--- Dataset extract ---
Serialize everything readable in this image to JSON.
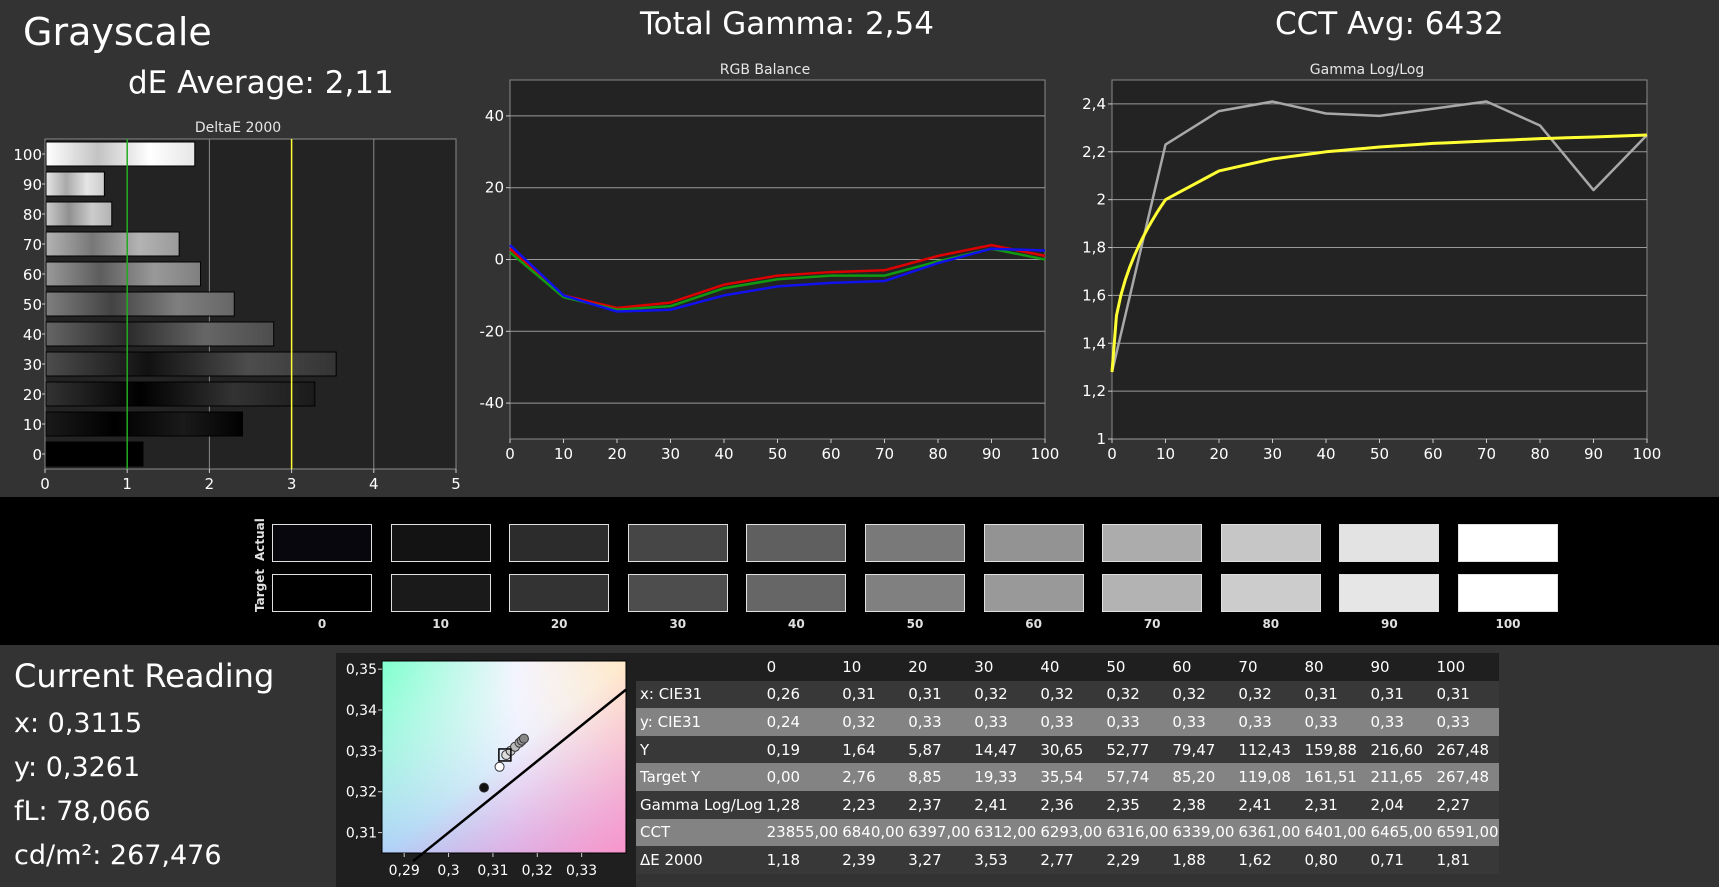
{
  "header": {
    "title": "Grayscale",
    "de_average": "dE Average: 2,11",
    "total_gamma": "Total Gamma: 2,54",
    "cct_avg": "CCT Avg: 6432"
  },
  "chart_data": [
    {
      "type": "bar",
      "title": "DeltaE 2000",
      "orientation": "horizontal",
      "categories": [
        "100",
        "90",
        "80",
        "70",
        "60",
        "50",
        "40",
        "30",
        "20",
        "10",
        "0"
      ],
      "values": [
        1.81,
        0.71,
        0.8,
        1.62,
        1.88,
        2.29,
        2.77,
        3.53,
        3.27,
        2.39,
        1.18
      ],
      "xlim": [
        0,
        5
      ],
      "xticks": [
        "0",
        "1",
        "2",
        "3",
        "4",
        "5"
      ],
      "reference_lines": [
        {
          "x": 1,
          "color": "#22aa22"
        },
        {
          "x": 3,
          "color": "#ffff33"
        }
      ]
    },
    {
      "type": "line",
      "title": "RGB Balance",
      "x": [
        0,
        10,
        20,
        30,
        40,
        50,
        60,
        70,
        80,
        90,
        100
      ],
      "xticks": [
        "0",
        "10",
        "20",
        "30",
        "40",
        "50",
        "60",
        "70",
        "80",
        "90",
        "100"
      ],
      "ylim": [
        -50,
        50
      ],
      "yticks": [
        "40",
        "20",
        "0",
        "-20",
        "-40"
      ],
      "series": [
        {
          "color": "#dd0000",
          "values": [
            3,
            -10,
            -13.5,
            -12,
            -7,
            -4.5,
            -3.5,
            -3,
            1,
            4,
            1
          ]
        },
        {
          "color": "#119911",
          "values": [
            2,
            -10.5,
            -14,
            -13,
            -8,
            -5.5,
            -4.5,
            -4.5,
            -0.5,
            3,
            0
          ]
        },
        {
          "color": "#1111ee",
          "values": [
            4,
            -10,
            -14.5,
            -14,
            -10,
            -7.5,
            -6.5,
            -6,
            -1,
            3,
            2.5
          ]
        }
      ]
    },
    {
      "type": "line",
      "title": "Gamma Log/Log",
      "x": [
        0,
        10,
        20,
        30,
        40,
        50,
        60,
        70,
        80,
        90,
        100
      ],
      "xticks": [
        "0",
        "10",
        "20",
        "30",
        "40",
        "50",
        "60",
        "70",
        "80",
        "90",
        "100"
      ],
      "ylim": [
        1,
        2.5
      ],
      "yticks": [
        "2,4",
        "2,2",
        "2",
        "1,8",
        "1,6",
        "1,4",
        "1,2",
        "1"
      ],
      "series": [
        {
          "color": "#a8a8a8",
          "values": [
            1.28,
            2.23,
            2.37,
            2.41,
            2.36,
            2.35,
            2.38,
            2.41,
            2.31,
            2.04,
            2.27
          ]
        },
        {
          "color": "#ffff33",
          "target_curve": true,
          "values": [
            1.28,
            2.0,
            2.12,
            2.17,
            2.2,
            2.22,
            2.235,
            2.245,
            2.255,
            2.262,
            2.27
          ]
        }
      ]
    },
    {
      "type": "scatter",
      "title": "",
      "xlim": [
        0.285,
        0.34
      ],
      "ylim": [
        0.305,
        0.352
      ],
      "xticks": [
        "0,29",
        "0,3",
        "0,31",
        "0,32",
        "0,33"
      ],
      "yticks": [
        "0,35",
        "0,34",
        "0,33",
        "0,32",
        "0,31"
      ],
      "points": [
        {
          "x": 0.308,
          "y": 0.321,
          "fill": "#111111"
        },
        {
          "x": 0.3115,
          "y": 0.3261,
          "fill": "#ffffff"
        },
        {
          "x": 0.313,
          "y": 0.329,
          "fill": "#dddddd"
        },
        {
          "x": 0.314,
          "y": 0.33,
          "fill": "#cccccc"
        },
        {
          "x": 0.315,
          "y": 0.331,
          "fill": "#bbbbbb"
        },
        {
          "x": 0.316,
          "y": 0.332,
          "fill": "#aaaaaa"
        },
        {
          "x": 0.3165,
          "y": 0.3325,
          "fill": "#999999"
        },
        {
          "x": 0.317,
          "y": 0.333,
          "fill": "#888888"
        }
      ],
      "target": {
        "x": 0.3127,
        "y": 0.329
      },
      "planckian_line": [
        [
          0.292,
          0.303
        ],
        [
          0.34,
          0.345
        ]
      ]
    }
  ],
  "swatches": {
    "actual_label": "Actual",
    "target_label": "Target",
    "labels": [
      "0",
      "10",
      "20",
      "30",
      "40",
      "50",
      "60",
      "70",
      "80",
      "90",
      "100"
    ],
    "actual_colors": [
      "#07070d",
      "#131313",
      "#2c2c2c",
      "#464646",
      "#5f5f5f",
      "#797979",
      "#939393",
      "#acacac",
      "#c6c6c6",
      "#e3e3e3",
      "#ffffff"
    ],
    "target_colors": [
      "#000000",
      "#1a1a1a",
      "#333333",
      "#4d4d4d",
      "#666666",
      "#808080",
      "#999999",
      "#b3b3b3",
      "#cccccc",
      "#e6e6e6",
      "#ffffff"
    ]
  },
  "reading": {
    "title": "Current Reading",
    "x": "x: 0,3115",
    "y": "y: 0,3261",
    "fl": "fL: 78,066",
    "cdm2": "cd/m²: 267,476"
  },
  "table": {
    "columns": [
      "0",
      "10",
      "20",
      "30",
      "40",
      "50",
      "60",
      "70",
      "80",
      "90",
      "100"
    ],
    "rows": [
      {
        "label": "x: CIE31",
        "values": [
          "0,26",
          "0,31",
          "0,31",
          "0,32",
          "0,32",
          "0,32",
          "0,32",
          "0,32",
          "0,31",
          "0,31",
          "0,31"
        ]
      },
      {
        "label": "y: CIE31",
        "values": [
          "0,24",
          "0,32",
          "0,33",
          "0,33",
          "0,33",
          "0,33",
          "0,33",
          "0,33",
          "0,33",
          "0,33",
          "0,33"
        ]
      },
      {
        "label": "Y",
        "values": [
          "0,19",
          "1,64",
          "5,87",
          "14,47",
          "30,65",
          "52,77",
          "79,47",
          "112,43",
          "159,88",
          "216,60",
          "267,48"
        ]
      },
      {
        "label": "Target Y",
        "values": [
          "0,00",
          "2,76",
          "8,85",
          "19,33",
          "35,54",
          "57,74",
          "85,20",
          "119,08",
          "161,51",
          "211,65",
          "267,48"
        ]
      },
      {
        "label": "Gamma Log/Log",
        "values": [
          "1,28",
          "2,23",
          "2,37",
          "2,41",
          "2,36",
          "2,35",
          "2,38",
          "2,41",
          "2,31",
          "2,04",
          "2,27"
        ]
      },
      {
        "label": "CCT",
        "values": [
          "23855,00",
          "6840,00",
          "6397,00",
          "6312,00",
          "6293,00",
          "6316,00",
          "6339,00",
          "6361,00",
          "6401,00",
          "6465,00",
          "6591,00"
        ]
      },
      {
        "label": "ΔE 2000",
        "values": [
          "1,18",
          "2,39",
          "3,27",
          "3,53",
          "2,77",
          "2,29",
          "1,88",
          "1,62",
          "0,80",
          "0,71",
          "1,81"
        ]
      }
    ]
  }
}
---
▶ **What the exercise asks**
Go through the records and copy each line with "title" in it.

▶ **Answer below**
    "title": "Grayscale",
      "title": "DeltaE 2000",
      "title": "RGB Balance",
      "title": "Gamma Log/Log",
      "title": "",
    "title": "Current Reading",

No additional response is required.